• _DIRECTIONS FOR THIS TASK_:
Which lines below hold the word "Torx"? Copy all of them.

• _THE RECORDS_:
_ _ _ _

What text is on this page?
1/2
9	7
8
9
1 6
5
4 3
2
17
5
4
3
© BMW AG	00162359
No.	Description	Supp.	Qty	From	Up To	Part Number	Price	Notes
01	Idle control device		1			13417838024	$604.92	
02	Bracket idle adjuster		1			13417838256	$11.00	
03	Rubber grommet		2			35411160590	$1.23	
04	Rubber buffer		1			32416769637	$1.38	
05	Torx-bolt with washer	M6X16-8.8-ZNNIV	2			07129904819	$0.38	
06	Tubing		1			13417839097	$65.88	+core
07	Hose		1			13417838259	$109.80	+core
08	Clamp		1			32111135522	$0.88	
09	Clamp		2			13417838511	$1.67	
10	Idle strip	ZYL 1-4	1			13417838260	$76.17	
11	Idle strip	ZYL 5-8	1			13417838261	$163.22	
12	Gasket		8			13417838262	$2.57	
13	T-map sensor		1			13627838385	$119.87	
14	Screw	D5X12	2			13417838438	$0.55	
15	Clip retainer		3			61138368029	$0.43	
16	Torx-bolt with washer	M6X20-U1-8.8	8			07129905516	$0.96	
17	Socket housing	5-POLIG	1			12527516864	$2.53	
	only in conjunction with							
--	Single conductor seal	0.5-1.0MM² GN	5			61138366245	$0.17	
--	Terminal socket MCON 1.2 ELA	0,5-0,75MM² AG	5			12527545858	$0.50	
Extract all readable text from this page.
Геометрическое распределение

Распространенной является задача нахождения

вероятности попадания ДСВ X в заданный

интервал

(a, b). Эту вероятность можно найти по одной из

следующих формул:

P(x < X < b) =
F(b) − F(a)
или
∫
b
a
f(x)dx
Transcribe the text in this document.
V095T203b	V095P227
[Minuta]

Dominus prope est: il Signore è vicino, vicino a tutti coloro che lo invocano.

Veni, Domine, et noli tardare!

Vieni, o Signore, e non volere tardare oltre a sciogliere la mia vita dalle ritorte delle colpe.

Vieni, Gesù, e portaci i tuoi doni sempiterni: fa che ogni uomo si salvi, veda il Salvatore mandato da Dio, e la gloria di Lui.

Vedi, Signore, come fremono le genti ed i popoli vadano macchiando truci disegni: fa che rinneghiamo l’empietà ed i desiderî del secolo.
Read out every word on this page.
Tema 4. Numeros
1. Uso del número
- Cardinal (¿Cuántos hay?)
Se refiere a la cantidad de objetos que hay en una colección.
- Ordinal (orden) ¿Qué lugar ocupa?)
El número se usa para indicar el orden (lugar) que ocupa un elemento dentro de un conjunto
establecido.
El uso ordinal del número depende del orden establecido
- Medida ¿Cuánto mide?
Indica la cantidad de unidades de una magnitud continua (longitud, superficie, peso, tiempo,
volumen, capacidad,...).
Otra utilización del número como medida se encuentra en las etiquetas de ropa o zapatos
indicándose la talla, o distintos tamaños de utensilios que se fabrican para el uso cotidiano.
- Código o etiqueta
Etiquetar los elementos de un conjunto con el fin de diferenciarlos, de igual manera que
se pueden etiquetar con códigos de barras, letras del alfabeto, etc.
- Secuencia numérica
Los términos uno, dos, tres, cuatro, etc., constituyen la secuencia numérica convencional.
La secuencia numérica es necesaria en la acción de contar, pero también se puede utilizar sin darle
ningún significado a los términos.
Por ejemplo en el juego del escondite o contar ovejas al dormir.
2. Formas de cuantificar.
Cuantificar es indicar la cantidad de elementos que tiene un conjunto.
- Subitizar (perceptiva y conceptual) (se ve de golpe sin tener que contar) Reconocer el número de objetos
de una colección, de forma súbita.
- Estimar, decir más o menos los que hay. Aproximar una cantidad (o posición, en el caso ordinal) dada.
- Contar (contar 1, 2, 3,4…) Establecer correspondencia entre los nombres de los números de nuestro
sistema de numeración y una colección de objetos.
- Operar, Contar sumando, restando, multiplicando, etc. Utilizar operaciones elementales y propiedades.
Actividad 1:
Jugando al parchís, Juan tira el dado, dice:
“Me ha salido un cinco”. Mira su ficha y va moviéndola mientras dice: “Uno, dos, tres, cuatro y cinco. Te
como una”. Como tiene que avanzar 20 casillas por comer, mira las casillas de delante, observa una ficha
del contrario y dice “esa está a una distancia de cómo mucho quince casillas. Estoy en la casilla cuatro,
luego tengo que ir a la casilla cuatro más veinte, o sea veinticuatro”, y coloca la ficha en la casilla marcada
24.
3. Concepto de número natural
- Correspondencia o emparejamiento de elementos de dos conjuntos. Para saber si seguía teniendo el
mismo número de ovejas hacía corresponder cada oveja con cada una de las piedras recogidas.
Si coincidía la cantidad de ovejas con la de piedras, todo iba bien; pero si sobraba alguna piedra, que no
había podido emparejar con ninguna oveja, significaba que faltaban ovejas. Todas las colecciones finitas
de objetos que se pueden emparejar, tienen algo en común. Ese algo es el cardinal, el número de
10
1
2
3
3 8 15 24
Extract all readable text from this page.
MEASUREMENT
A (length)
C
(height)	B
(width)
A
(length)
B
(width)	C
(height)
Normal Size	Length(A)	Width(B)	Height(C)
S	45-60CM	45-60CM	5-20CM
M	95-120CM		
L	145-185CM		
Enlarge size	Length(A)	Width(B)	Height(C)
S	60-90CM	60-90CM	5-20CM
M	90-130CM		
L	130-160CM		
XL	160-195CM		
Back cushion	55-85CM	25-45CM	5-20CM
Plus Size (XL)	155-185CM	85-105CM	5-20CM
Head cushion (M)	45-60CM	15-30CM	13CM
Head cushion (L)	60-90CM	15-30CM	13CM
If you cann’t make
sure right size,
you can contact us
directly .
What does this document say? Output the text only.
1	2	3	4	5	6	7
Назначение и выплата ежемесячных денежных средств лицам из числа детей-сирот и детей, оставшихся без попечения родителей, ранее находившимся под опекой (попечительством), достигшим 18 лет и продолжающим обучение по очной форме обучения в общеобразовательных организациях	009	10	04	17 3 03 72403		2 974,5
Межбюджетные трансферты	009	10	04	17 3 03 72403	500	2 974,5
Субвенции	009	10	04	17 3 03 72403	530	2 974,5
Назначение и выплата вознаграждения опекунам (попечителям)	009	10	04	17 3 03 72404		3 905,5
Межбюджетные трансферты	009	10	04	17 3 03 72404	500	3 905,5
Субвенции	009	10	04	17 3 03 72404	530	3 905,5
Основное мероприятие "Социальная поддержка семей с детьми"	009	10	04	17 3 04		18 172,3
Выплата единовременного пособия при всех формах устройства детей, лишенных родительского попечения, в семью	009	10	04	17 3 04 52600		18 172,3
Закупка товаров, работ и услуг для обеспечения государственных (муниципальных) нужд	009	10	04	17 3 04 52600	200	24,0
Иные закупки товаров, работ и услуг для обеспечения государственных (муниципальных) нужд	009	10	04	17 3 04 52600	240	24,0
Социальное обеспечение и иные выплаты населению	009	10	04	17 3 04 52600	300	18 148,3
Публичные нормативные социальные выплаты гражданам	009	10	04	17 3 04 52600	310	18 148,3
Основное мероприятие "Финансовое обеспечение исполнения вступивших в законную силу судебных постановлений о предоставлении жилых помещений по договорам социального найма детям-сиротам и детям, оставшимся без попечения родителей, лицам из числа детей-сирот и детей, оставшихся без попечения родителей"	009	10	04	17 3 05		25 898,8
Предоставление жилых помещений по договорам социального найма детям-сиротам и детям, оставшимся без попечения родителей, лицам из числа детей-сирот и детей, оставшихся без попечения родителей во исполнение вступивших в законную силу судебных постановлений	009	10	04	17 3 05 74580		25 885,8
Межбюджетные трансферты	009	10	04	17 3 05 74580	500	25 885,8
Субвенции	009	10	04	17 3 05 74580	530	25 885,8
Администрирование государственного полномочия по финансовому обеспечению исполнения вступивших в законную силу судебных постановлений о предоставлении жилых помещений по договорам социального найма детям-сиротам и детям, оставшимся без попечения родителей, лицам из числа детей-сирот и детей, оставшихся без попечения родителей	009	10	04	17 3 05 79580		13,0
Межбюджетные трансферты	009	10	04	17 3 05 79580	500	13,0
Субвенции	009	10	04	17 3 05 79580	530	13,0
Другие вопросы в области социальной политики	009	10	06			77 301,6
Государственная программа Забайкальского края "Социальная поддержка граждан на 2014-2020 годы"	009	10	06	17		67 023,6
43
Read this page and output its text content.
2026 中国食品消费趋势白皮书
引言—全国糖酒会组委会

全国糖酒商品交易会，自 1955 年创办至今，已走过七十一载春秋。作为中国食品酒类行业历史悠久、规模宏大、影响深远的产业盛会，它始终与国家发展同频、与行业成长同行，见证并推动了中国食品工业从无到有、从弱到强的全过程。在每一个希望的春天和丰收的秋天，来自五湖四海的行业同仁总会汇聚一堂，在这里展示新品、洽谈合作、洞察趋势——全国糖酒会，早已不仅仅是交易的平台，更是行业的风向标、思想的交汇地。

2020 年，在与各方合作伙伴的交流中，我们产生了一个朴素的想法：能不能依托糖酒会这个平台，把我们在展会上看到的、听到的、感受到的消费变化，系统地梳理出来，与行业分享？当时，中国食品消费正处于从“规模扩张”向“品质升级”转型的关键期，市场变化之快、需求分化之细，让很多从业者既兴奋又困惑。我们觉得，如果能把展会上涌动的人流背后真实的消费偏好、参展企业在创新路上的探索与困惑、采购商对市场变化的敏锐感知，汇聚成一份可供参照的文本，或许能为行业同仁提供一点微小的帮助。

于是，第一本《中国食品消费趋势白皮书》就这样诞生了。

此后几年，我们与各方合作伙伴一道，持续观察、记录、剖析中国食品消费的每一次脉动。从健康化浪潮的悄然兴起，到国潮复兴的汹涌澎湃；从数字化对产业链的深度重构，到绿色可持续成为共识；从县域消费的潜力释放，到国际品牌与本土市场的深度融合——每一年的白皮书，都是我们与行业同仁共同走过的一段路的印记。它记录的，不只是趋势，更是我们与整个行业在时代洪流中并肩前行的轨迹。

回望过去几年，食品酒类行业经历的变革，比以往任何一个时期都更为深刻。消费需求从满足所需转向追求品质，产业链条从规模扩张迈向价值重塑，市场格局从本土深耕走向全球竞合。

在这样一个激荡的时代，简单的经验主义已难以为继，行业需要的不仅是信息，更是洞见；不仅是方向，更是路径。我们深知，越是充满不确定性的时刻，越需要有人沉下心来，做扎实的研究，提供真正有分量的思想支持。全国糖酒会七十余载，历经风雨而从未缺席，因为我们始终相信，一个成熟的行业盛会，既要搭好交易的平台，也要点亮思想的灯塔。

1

_ _ _ _

• _EXERCISE ANSWER_:
05	Torx-bolt with washer	M6X16-8.8-ZNNIV	2			07129904819	$0.38	
16	Torx-bolt with washer	M6X20-U1-8.8	8			07129905516	$0.96	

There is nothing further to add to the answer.